Exercise task: Continue the blog post on drinking-age polling from the point where it stops.

Page:
--------------------
Monday, August 31, 2009

The Tide is Turning

According to the latest Rasmussen poll, 30% of American adults believe that the drinking age should be lowered to 18, and 5% believe it should be lowered to 16. This combination, 35%, is a record high, and this is one of the few times in decades that we broke the 30% barrier. And only 51% believe it should remain at 21, a record low. Adults under 40 were fairly even on whether the drinking age should be 18 or 21 (last year it was about half of men and about a quarter of women under 40 who wanted the age to be 18), another sign of progress. (Now, if only we could get young people to vote more!)

Also, 50% of adults believe that drunk driving laws are too lenient, while only 8% think they're too tough. That's one thing we at 21 Debunked do agree with the majority on.

It appears we are fast approaching a critical mass, if we have not achieved one already. Remember that it does not always take a majority to prevail, as Samuel Adams so eloquently noted.
--------------------
Boxed element items:
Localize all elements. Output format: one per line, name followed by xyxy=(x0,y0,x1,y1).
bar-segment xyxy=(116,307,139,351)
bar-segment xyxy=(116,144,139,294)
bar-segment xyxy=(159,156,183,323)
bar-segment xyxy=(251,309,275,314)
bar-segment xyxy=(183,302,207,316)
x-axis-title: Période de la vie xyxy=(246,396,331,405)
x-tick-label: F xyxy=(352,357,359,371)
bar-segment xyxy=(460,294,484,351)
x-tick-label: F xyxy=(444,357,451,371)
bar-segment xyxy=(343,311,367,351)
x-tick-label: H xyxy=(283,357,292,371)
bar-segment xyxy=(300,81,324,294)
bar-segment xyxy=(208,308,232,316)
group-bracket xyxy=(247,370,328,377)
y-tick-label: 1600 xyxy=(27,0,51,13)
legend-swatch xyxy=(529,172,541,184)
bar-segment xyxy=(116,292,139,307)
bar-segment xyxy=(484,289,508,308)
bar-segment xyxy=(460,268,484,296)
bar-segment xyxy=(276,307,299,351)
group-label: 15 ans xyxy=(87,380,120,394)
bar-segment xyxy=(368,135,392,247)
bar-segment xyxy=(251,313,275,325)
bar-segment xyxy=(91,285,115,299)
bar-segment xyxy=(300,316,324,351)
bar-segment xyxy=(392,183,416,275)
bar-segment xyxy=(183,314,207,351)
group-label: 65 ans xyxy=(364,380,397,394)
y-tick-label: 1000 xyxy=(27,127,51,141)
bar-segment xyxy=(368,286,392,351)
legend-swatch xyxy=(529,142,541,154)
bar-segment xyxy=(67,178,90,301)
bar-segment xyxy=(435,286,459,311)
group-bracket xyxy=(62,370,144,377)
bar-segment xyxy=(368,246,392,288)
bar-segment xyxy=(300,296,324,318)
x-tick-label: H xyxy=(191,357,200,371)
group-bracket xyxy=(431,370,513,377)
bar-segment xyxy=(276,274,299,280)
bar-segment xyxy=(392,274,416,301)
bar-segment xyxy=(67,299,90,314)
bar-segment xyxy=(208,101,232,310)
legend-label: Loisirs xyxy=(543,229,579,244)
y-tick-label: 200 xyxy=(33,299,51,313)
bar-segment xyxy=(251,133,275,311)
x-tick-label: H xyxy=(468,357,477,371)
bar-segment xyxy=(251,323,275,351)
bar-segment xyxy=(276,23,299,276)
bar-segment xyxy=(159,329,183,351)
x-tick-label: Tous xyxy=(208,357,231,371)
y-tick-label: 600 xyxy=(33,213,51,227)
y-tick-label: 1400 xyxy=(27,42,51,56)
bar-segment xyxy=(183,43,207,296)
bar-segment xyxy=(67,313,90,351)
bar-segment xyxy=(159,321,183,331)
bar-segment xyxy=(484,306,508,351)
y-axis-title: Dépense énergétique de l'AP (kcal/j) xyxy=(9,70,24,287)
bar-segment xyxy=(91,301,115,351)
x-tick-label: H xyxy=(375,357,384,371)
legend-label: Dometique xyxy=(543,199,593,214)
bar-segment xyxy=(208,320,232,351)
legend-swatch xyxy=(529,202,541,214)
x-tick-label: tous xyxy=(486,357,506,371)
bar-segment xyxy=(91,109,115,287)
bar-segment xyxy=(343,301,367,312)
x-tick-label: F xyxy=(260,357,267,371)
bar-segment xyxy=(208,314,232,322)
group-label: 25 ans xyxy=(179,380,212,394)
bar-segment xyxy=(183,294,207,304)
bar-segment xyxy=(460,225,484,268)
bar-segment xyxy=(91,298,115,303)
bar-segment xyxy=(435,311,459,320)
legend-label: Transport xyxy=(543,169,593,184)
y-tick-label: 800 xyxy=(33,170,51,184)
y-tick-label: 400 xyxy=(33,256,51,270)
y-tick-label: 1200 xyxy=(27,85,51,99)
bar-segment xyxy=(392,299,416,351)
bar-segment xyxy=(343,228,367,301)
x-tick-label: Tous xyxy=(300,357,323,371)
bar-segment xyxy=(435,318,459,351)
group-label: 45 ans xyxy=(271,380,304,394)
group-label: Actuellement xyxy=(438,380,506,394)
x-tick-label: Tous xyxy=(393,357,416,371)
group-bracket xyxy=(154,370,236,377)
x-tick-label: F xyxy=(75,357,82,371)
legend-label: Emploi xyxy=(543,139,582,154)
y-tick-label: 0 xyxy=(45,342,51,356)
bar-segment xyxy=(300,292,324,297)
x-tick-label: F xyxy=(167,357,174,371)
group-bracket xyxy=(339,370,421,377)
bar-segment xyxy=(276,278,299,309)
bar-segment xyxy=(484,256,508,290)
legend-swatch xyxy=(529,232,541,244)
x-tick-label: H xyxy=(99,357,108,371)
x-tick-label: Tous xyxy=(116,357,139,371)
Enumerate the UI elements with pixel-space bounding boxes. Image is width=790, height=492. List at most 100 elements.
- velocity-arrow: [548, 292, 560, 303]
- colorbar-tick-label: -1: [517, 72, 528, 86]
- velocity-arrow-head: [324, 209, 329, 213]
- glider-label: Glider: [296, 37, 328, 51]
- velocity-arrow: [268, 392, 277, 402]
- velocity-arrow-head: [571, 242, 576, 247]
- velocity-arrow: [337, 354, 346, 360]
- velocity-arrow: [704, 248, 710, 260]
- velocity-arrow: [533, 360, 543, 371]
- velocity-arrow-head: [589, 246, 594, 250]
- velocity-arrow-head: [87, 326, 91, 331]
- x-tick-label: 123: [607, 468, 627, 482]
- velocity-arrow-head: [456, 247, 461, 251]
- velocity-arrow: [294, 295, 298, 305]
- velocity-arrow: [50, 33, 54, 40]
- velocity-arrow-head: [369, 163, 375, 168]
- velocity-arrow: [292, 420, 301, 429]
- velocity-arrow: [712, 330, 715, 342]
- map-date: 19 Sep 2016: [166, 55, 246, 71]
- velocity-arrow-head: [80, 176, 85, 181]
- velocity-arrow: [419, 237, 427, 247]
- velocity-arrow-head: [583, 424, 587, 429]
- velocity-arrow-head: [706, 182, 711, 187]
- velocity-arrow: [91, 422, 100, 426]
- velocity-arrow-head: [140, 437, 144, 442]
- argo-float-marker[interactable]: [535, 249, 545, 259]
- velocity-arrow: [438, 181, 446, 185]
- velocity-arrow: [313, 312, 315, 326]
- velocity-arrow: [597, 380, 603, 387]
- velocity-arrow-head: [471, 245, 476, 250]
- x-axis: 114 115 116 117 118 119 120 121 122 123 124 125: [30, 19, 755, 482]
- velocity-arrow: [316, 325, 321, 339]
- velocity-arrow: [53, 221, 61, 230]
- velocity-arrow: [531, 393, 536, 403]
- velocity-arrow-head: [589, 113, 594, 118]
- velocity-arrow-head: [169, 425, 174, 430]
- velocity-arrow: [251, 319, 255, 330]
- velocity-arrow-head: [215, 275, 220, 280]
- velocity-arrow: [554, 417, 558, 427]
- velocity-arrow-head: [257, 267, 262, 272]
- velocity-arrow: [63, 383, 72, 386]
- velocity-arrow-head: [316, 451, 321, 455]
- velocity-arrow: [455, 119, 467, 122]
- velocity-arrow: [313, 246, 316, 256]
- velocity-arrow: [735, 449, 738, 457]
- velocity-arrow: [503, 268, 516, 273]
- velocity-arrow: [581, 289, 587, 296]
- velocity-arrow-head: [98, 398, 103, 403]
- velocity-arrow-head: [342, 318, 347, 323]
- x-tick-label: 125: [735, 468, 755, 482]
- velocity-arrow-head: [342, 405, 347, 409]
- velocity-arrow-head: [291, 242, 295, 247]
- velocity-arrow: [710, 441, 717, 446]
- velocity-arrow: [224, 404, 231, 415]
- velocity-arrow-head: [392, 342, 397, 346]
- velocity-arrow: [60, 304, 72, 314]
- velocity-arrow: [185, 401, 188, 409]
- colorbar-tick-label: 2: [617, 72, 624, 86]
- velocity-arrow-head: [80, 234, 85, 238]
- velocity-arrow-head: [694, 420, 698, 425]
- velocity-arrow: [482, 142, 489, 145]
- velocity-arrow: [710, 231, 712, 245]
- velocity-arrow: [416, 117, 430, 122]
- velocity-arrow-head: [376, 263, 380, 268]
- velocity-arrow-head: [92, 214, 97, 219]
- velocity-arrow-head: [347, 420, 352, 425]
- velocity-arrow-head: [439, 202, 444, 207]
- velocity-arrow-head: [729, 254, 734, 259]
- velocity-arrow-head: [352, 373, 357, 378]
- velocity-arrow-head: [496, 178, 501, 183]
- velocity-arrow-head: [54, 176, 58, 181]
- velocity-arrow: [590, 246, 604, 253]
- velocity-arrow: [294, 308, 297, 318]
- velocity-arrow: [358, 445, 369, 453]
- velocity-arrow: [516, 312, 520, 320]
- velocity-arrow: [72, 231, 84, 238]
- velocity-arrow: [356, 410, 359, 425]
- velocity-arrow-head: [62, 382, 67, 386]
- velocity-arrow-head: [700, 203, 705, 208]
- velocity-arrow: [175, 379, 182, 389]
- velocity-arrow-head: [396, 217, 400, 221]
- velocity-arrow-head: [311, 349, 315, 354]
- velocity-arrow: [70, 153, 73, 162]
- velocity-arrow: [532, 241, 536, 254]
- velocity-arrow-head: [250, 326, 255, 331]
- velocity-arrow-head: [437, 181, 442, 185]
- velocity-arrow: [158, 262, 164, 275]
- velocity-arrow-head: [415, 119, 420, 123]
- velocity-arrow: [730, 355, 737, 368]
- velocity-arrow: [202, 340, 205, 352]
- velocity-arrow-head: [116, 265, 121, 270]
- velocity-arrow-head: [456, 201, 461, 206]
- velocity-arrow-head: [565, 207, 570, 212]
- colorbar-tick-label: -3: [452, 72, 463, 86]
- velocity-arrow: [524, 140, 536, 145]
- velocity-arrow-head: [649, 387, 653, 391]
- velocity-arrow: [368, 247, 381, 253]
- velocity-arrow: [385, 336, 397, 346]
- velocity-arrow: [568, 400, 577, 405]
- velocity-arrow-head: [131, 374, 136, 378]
--------------------
Response:
Forty years ago, it was 1969. Lots of great things happened in that fateful year (Woodstock, the moon landing, the first Earth Day, etc.), but most relevant to the debate is the fact that the first two states to lower the drinking age (the first time around) did so that year. From 1970-1976, 30 states would lower their drinking ages, chiefly in 1972-1973, after decades of it being 21 in most states (some were 18 since the 1930s or remained 21 throughout). This occurred because the voting age and age of majority were lowered, due to the hypocrisy that 18-20 year olds were dying in Vietnam but were not allowed to have full adult rights, leading to much protest from that age group. Sound familiar? There was a huge mass of young people at the time, whose numbers would decline to political impotence in the 1980s (when the drinking age was raised to 21) and rise again in the late 1990s and especially the 2000s. Forty years later, the children of the Baby Boomers have come of age. There are now at least as many young Millennials as there were young Boomers in 1969, and they are a force to be reckoned with as there is strength in numbers.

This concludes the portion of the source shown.